#### Task instructions
Without altering anything, output the material below.

-*-

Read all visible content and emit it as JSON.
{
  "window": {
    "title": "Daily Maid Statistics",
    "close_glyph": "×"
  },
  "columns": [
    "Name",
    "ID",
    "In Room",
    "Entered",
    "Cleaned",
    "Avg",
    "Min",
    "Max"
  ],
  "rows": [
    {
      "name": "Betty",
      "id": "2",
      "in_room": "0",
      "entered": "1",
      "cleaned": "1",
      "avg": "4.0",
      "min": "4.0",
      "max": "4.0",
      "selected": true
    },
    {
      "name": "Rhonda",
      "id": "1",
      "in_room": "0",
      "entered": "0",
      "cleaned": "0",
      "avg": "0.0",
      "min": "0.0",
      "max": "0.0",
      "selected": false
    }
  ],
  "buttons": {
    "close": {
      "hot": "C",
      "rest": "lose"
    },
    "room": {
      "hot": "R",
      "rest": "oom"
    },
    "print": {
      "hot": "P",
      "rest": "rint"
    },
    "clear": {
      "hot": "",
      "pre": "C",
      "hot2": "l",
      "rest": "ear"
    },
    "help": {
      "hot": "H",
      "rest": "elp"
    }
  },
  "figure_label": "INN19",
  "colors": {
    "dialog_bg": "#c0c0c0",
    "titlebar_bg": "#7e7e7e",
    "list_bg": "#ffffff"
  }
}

-*-

#### Output
Read all visible content and emit it as JSON.
{
  "window": {
    "title": "Daily Maid Statistics",
    "close_glyph": "×"
  },
  "columns": [
    "Name",
    "ID",
    "In Room",
    "Entered",
    "Cleaned",
    "Avg",
    "Min",
    "Max"
  ],
  "rows": [
    {
      "name": "Betty",
      "id": "2",
      "in_room": "0",
      "entered": "1",
      "cleaned": "1",
      "avg": "4.0",
      "min": "4.0",
      "max": "4.0",
      "selected": true
    },
    {
      "name": "Rhonda",
      "id": "1",
      "in_room": "0",
      "entered": "0",
      "cleaned": "0",
      "avg": "0.0",
      "min": "0.0",
      "max": "0.0",
      "selected": false
    }
  ],
  "buttons": {
    "close": {
      "hot": "C",
      "rest": "lose"
    },
    "room": {
      "hot": "R",
      "rest": "oom"
    },
    "print": {
      "hot": "P",
      "rest": "rint"
    },
    "clear": {
      "hot": "",
      "pre": "C",
      "hot2": "l",
      "rest": "ear"
    },
    "help": {
      "hot": "H",
      "rest": "elp"
    }
  },
  "figure_label": "INN19",
  "colors": {
    "dialog_bg": "#c0c0c0",
    "titlebar_bg": "#7e7e7e",
    "list_bg": "#ffffff"
  }
}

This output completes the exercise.